INSTRUCTIONS FOR THE TASK:
Below are entries to be transcribed exactly; exclude the pictures from the copy.

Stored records

* begin *

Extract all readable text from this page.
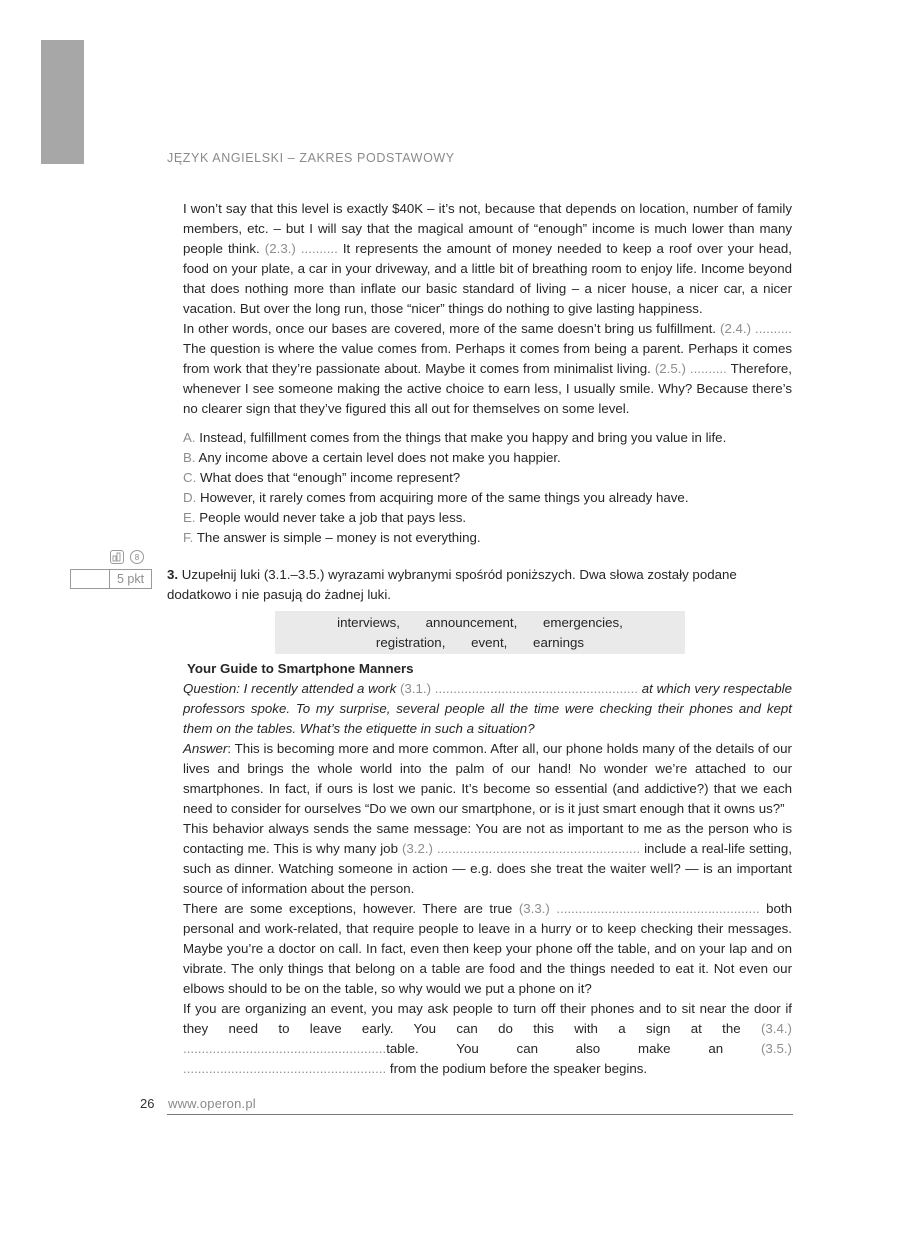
JĘZYK ANGIELSKI – ZAKRES PODSTAWOWY

I won’t say that this level is exactly $40K – it’s not, because that depends on location, number of family members, etc. – but I will say that the magical amount of “enough” income is much lower than many people think. (2.3.) .......... It represents the amount of money needed to keep a roof over your head, food on your plate, a car in your driveway, and a little bit of breathing room to enjoy life. Income beyond that does nothing more than inflate our basic standard of living – a nicer house, a nicer car, a nicer vacation. But over the long run, those “nicer” things do nothing to give lasting happiness.

In other words, once our bases are covered, more of the same doesn’t bring us fulfillment. (2.4.) .......... The question is where the value comes from. Perhaps it comes from being a parent. Perhaps it comes from work that they’re passionate about. Maybe it comes from minimalist living. (2.5.) .......... Therefore, whenever I see someone making the active choice to earn less, I usually smile. Why? Because there’s no clearer sign that they’ve figured this all out for themselves on some level.

A. Instead, fulfillment comes from the things that make you happy and bring you value in life.

B. Any income above a certain level does not make you happier.

C. What does that “enough” income represent?

D. However, it rarely comes from acquiring more of the same things you already have.

E. People would never take a job that pays less.

F. The answer is simple – money is not everything.

8
5 pkt	3. Uzupełnij luki (3.1.–3.5.) wyrazami wybranymi spośród poniższych. Dwa słowa zostały podane dodatkowo i nie pasują do żadnej luki.

interviews, announcement, emergencies,
registration, event, earnings
Your Guide to Smartphone Manners

Question: I recently attended a work (3.1.) ....................................................... at which very respectable professors spoke. To my surprise, several people all the time were checking their phones and kept them on the tables. What’s the etiquette in such a situation?

Answer: This is becoming more and more common. After all, our phone holds many of the details of our lives and brings the whole world into the palm of our hand! No wonder we’re attached to our smartphones. In fact, if ours is lost we panic. It’s become so essential (and addictive?) that we each need to consider for ourselves “Do we own our smartphone, or is it just smart enough that it owns us?”

This behavior always sends the same message: You are not as important to me as the person who is contacting me. This is why many job (3.2.) ....................................................... include a real-life setting, such as dinner. Watching someone in action — e.g. does she treat the waiter well? — is an important source of information about the person.

There are some exceptions, however. There are true (3.3.) ....................................................... both personal and work-related, that require people to leave in a hurry or to keep checking their messages. Maybe you’re a doctor on call. In fact, even then keep your phone off the table, and on your lap and on vibrate. The only things that belong on a table are food and the things needed to eat it. Not even our elbows should to be on the table, so why would we put a phone on it?

If you are organizing an event, you may ask people to turn off their phones and to sit near the door if they need to leave early. You can do this with a sign at the (3.4.) .......................................................table. You can also make an (3.5.) ....................................................... from the podium before the speaker begins.

26 www.operon.pl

* end *

WRITTEN ANSWER:
Extract all readable text from this page.
JĘZYK ANGIELSKI – ZAKRES PODSTAWOWY

I won’t say that this level is exactly $40K – it’s not, because that depends on location, number of family members, etc. – but I will say that the magical amount of “enough” income is much lower than many people think. (2.3.) .......... It represents the amount of money needed to keep a roof over your head, food on your plate, a car in your driveway, and a little bit of breathing room to enjoy life. Income beyond that does nothing more than inflate our basic standard of living – a nicer house, a nicer car, a nicer vacation. But over the long run, those “nicer” things do nothing to give lasting happiness.

In other words, once our bases are covered, more of the same doesn’t bring us fulfillment. (2.4.) .......... The question is where the value comes from. Perhaps it comes from being a parent. Perhaps it comes from work that they’re passionate about. Maybe it comes from minimalist living. (2.5.) .......... Therefore, whenever I see someone making the active choice to earn less, I usually smile. Why? Because there’s no clearer sign that they’ve figured this all out for themselves on some level.

A. Instead, fulfillment comes from the things that make you happy and bring you value in life.

B. Any income above a certain level does not make you happier.

C. What does that “enough” income represent?

D. However, it rarely comes from acquiring more of the same things you already have.

E. People would never take a job that pays less.

F. The answer is simple – money is not everything.

8
5 pkt	3. Uzupełnij luki (3.1.–3.5.) wyrazami wybranymi spośród poniższych. Dwa słowa zostały podane dodatkowo i nie pasują do żadnej luki.

interviews, announcement, emergencies,
registration, event, earnings
Your Guide to Smartphone Manners

Question: I recently attended a work (3.1.) ....................................................... at which very respectable professors spoke. To my surprise, several people all the time were checking their phones and kept them on the tables. What’s the etiquette in such a situation?

Answer: This is becoming more and more common. After all, our phone holds many of the details of our lives and brings the whole world into the palm of our hand! No wonder we’re attached to our smartphones. In fact, if ours is lost we panic. It’s become so essential (and addictive?) that we each need to consider for ourselves “Do we own our smartphone, or is it just smart enough that it owns us?”

This behavior always sends the same message: You are not as important to me as the person who is contacting me. This is why many job (3.2.) ....................................................... include a real-life setting, such as dinner. Watching someone in action — e.g. does she treat the waiter well? — is an important source of information about the person.

There are some exceptions, however. There are true (3.3.) ....................................................... both personal and work-related, that require people to leave in a hurry or to keep checking their messages. Maybe you’re a doctor on call. In fact, even then keep your phone off the table, and on your lap and on vibrate. The only things that belong on a table are food and the things needed to eat it. Not even our elbows should to be on the table, so why would we put a phone on it?

If you are organizing an event, you may ask people to turn off their phones and to sit near the door if they need to leave early. You can do this with a sign at the (3.4.) .......................................................table. You can also make an (3.5.) ....................................................... from the podium before the speaker begins.

26 www.operon.pl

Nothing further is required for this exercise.